Return the listing below unchanged, minus its pictures.

= = =

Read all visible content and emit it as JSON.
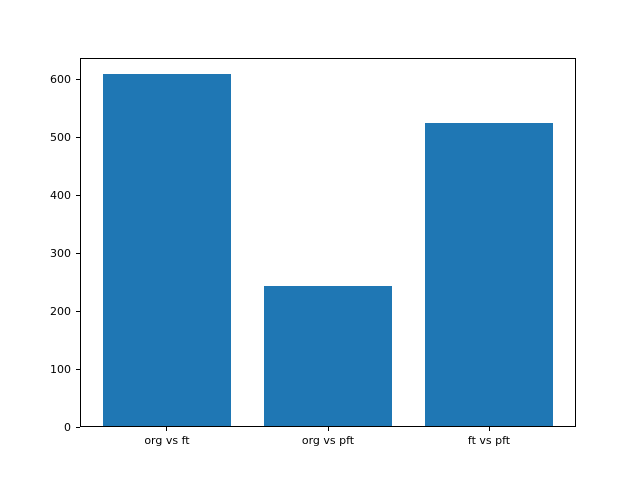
{
  "figure": {
    "background_color": "#ffffff",
    "spine_color": "#000000",
    "tick_color": "#000000"
  },
  "chart_data": {
    "type": "bar",
    "title": "",
    "xlabel": "",
    "ylabel": "",
    "categories": [
      "org vs ft",
      "org vs pft",
      "ft vs pft"
    ],
    "values": [
      611,
      243,
      525
    ],
    "bar_color": "#1f77b4",
    "bar_width_fraction": 0.8,
    "yticks": [
      0,
      100,
      200,
      300,
      400,
      500,
      600
    ],
    "ylim": [
      0,
      638
    ],
    "xlim": [
      -0.54,
      2.54
    ],
    "grid": false,
    "legend": null
  }
}
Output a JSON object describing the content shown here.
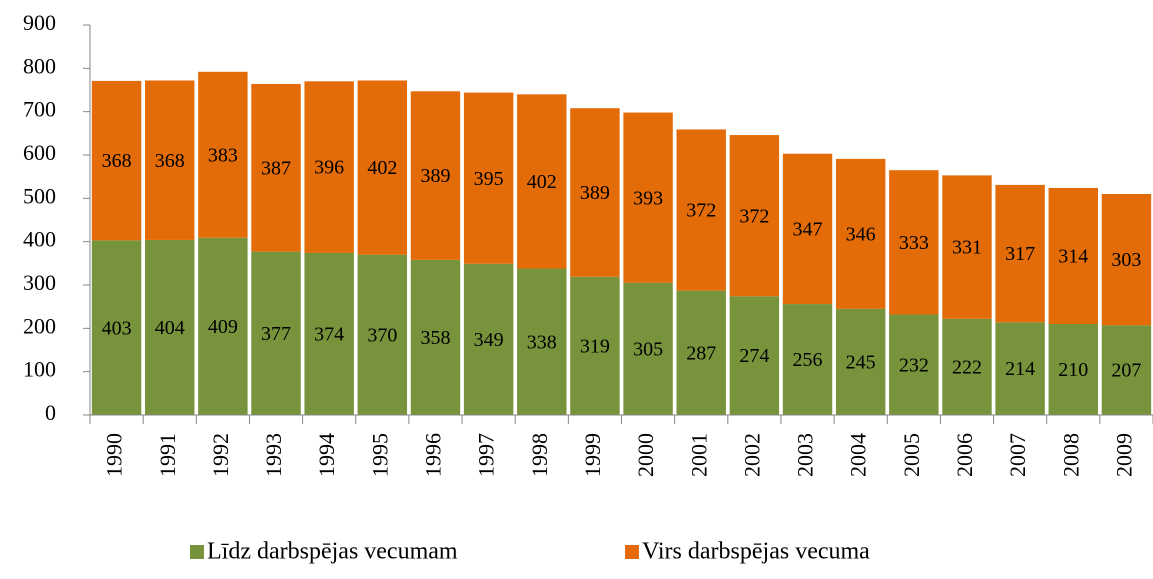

= = =

Correct result:
Read all visible content and emit it as JSON.
{
  "figure": {
    "background_color": "#ffffff",
    "spine_color": "#000000",
    "tick_color": "#000000"
  },
  "chart_data": {
    "type": "bar",
    "title": "",
    "xlabel": "",
    "ylabel": "",
    "categories": [
      "org vs ft",
      "org vs pft",
      "ft vs pft"
    ],
    "values": [
      611,
      243,
      525
    ],
    "bar_color": "#1f77b4",
    "bar_width_fraction": 0.8,
    "yticks": [
      0,
      100,
      200,
      300,
      400,
      500,
      600
    ],
    "ylim": [
      0,
      638
    ],
    "xlim": [
      -0.54,
      2.54
    ],
    "grid": false,
    "legend": null
  }
}
Output a JSON object describing the content shown here.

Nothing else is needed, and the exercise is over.